■ **Lines of data**:
---+---

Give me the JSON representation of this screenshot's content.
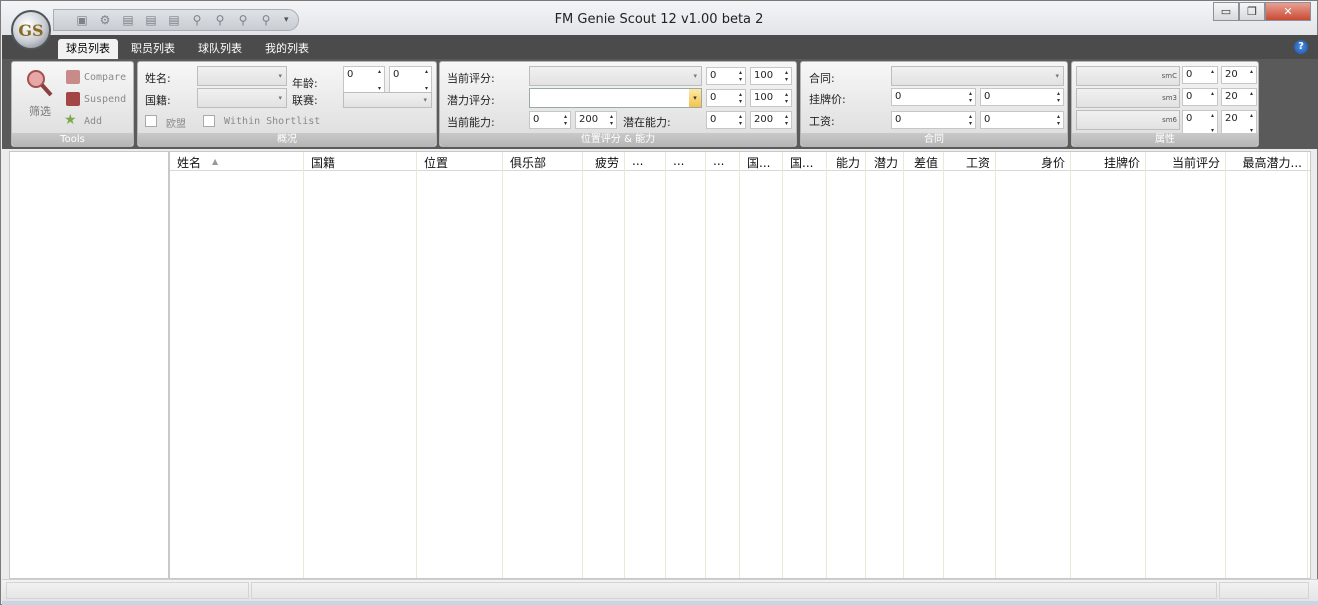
{
  "window": {
    "title": "FM Genie Scout 12 v1.00 beta 2",
    "logo": "GS"
  },
  "qat": {
    "icons": [
      "save-icon",
      "settings-icon",
      "export-icon",
      "import-icon",
      "report-icon",
      "search-player-icon",
      "search-staff-icon",
      "find-icon",
      "filter-icon"
    ],
    "more": "▾"
  },
  "window_buttons": {
    "minimize": "▭",
    "maximize": "❐",
    "close": "✕"
  },
  "tabs": [
    "球员列表",
    "职员列表",
    "球队列表",
    "我的列表"
  ],
  "help": "?",
  "tools": {
    "filter": "筛选",
    "compare": "Compare",
    "suspend": "Suspend",
    "add": "Add",
    "caption": "Tools"
  },
  "overview": {
    "name_label": "姓名:",
    "nation_label": "国籍:",
    "age_label": "年龄:",
    "age_min": "0",
    "age_max": "0",
    "league_label": "联赛:",
    "eu_label": "欧盟",
    "shortlist_label": "Within Shortlist",
    "caption": "概况"
  },
  "position": {
    "current_rating_label": "当前评分:",
    "potential_rating_label": "潜力评分:",
    "current_ability_label": "当前能力:",
    "potential_ability_label": "潜在能力:",
    "cr_min": "0",
    "cr_max": "100",
    "pr_min": "0",
    "pr_max": "100",
    "ca_min": "0",
    "ca_max": "200",
    "pa_min": "0",
    "pa_max": "200",
    "caption": "位置评分 & 能力"
  },
  "contract": {
    "contract_label": "合同:",
    "release_label": "挂牌价:",
    "wage_label": "工资:",
    "release_min": "0",
    "release_max": "0",
    "wage_min": "0",
    "wage_max": "0",
    "caption": "合同"
  },
  "attributes": {
    "fields": [
      "smC",
      "sm3",
      "sm6"
    ],
    "rows": [
      [
        "0",
        "20"
      ],
      [
        "0",
        "20"
      ],
      [
        "0",
        "20"
      ]
    ],
    "caption": "属性"
  },
  "grid": {
    "columns": [
      "姓名",
      "国籍",
      "位置",
      "俱乐部",
      "疲劳",
      "...",
      "...",
      "...",
      "国...",
      "国...",
      "能力",
      "潜力",
      "差值",
      "工资",
      "身价",
      "挂牌价",
      "当前评分",
      "最高潜力..."
    ]
  },
  "sort_indicator": "▲"
}
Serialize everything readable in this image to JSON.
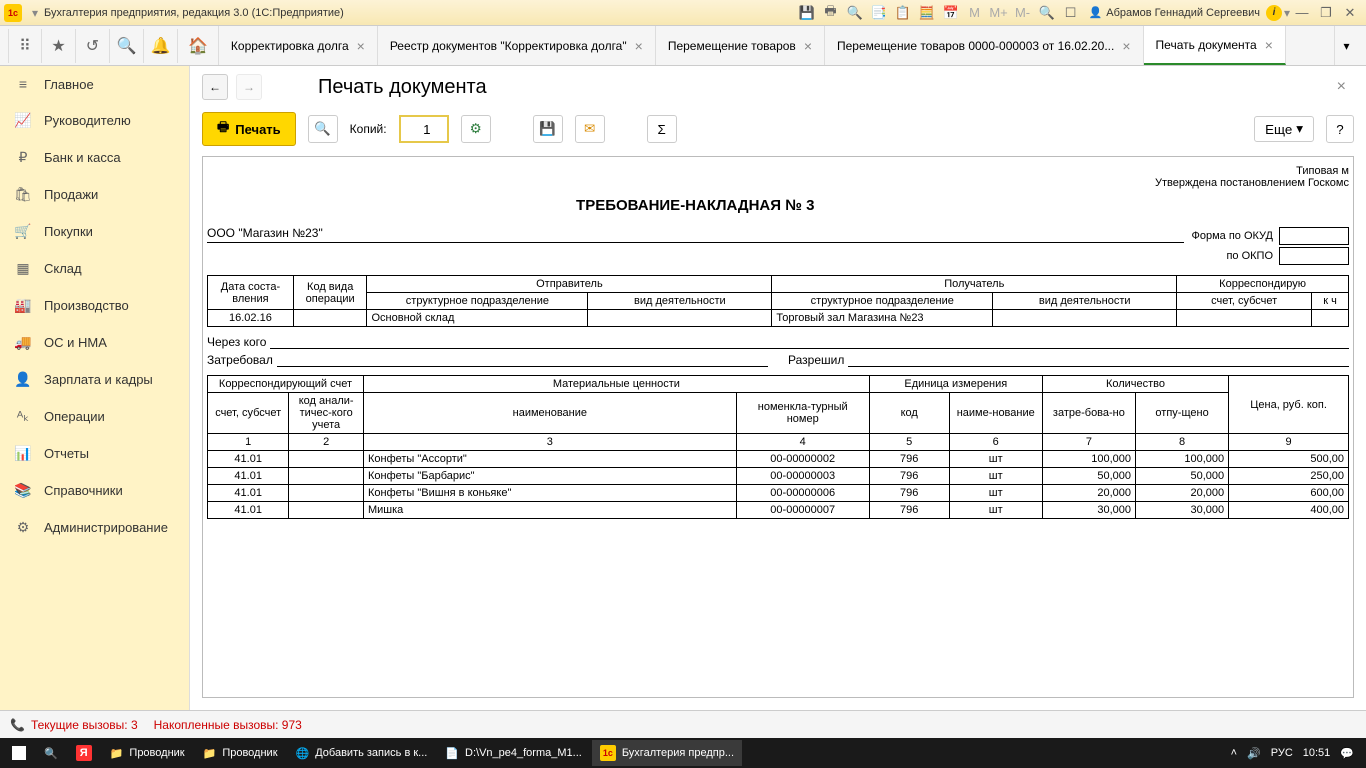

---+---

■ **The exercise**: Leave out the pictures and copy every record above exactly.

■ **Response to this exercise**:
Give me the JSON representation of this screenshot's content.
{
  "window": {
    "title": "FM Genie Scout 12 v1.00 beta 2",
    "logo": "GS"
  },
  "qat": {
    "icons": [
      "save-icon",
      "settings-icon",
      "export-icon",
      "import-icon",
      "report-icon",
      "search-player-icon",
      "search-staff-icon",
      "find-icon",
      "filter-icon"
    ],
    "more": "▾"
  },
  "window_buttons": {
    "minimize": "▭",
    "maximize": "❐",
    "close": "✕"
  },
  "tabs": [
    "球员列表",
    "职员列表",
    "球队列表",
    "我的列表"
  ],
  "help": "?",
  "tools": {
    "filter": "筛选",
    "compare": "Compare",
    "suspend": "Suspend",
    "add": "Add",
    "caption": "Tools"
  },
  "overview": {
    "name_label": "姓名:",
    "nation_label": "国籍:",
    "age_label": "年龄:",
    "age_min": "0",
    "age_max": "0",
    "league_label": "联赛:",
    "eu_label": "欧盟",
    "shortlist_label": "Within Shortlist",
    "caption": "概况"
  },
  "position": {
    "current_rating_label": "当前评分:",
    "potential_rating_label": "潜力评分:",
    "current_ability_label": "当前能力:",
    "potential_ability_label": "潜在能力:",
    "cr_min": "0",
    "cr_max": "100",
    "pr_min": "0",
    "pr_max": "100",
    "ca_min": "0",
    "ca_max": "200",
    "pa_min": "0",
    "pa_max": "200",
    "caption": "位置评分 & 能力"
  },
  "contract": {
    "contract_label": "合同:",
    "release_label": "挂牌价:",
    "wage_label": "工资:",
    "release_min": "0",
    "release_max": "0",
    "wage_min": "0",
    "wage_max": "0",
    "caption": "合同"
  },
  "attributes": {
    "fields": [
      "smC",
      "sm3",
      "sm6"
    ],
    "rows": [
      [
        "0",
        "20"
      ],
      [
        "0",
        "20"
      ],
      [
        "0",
        "20"
      ]
    ],
    "caption": "属性"
  },
  "grid": {
    "columns": [
      "姓名",
      "国籍",
      "位置",
      "俱乐部",
      "疲劳",
      "...",
      "...",
      "...",
      "国...",
      "国...",
      "能力",
      "潜力",
      "差值",
      "工资",
      "身价",
      "挂牌价",
      "当前评分",
      "最高潜力..."
    ]
  },
  "sort_indicator": "▲"
}
Serialize everything readable in this image to JSON.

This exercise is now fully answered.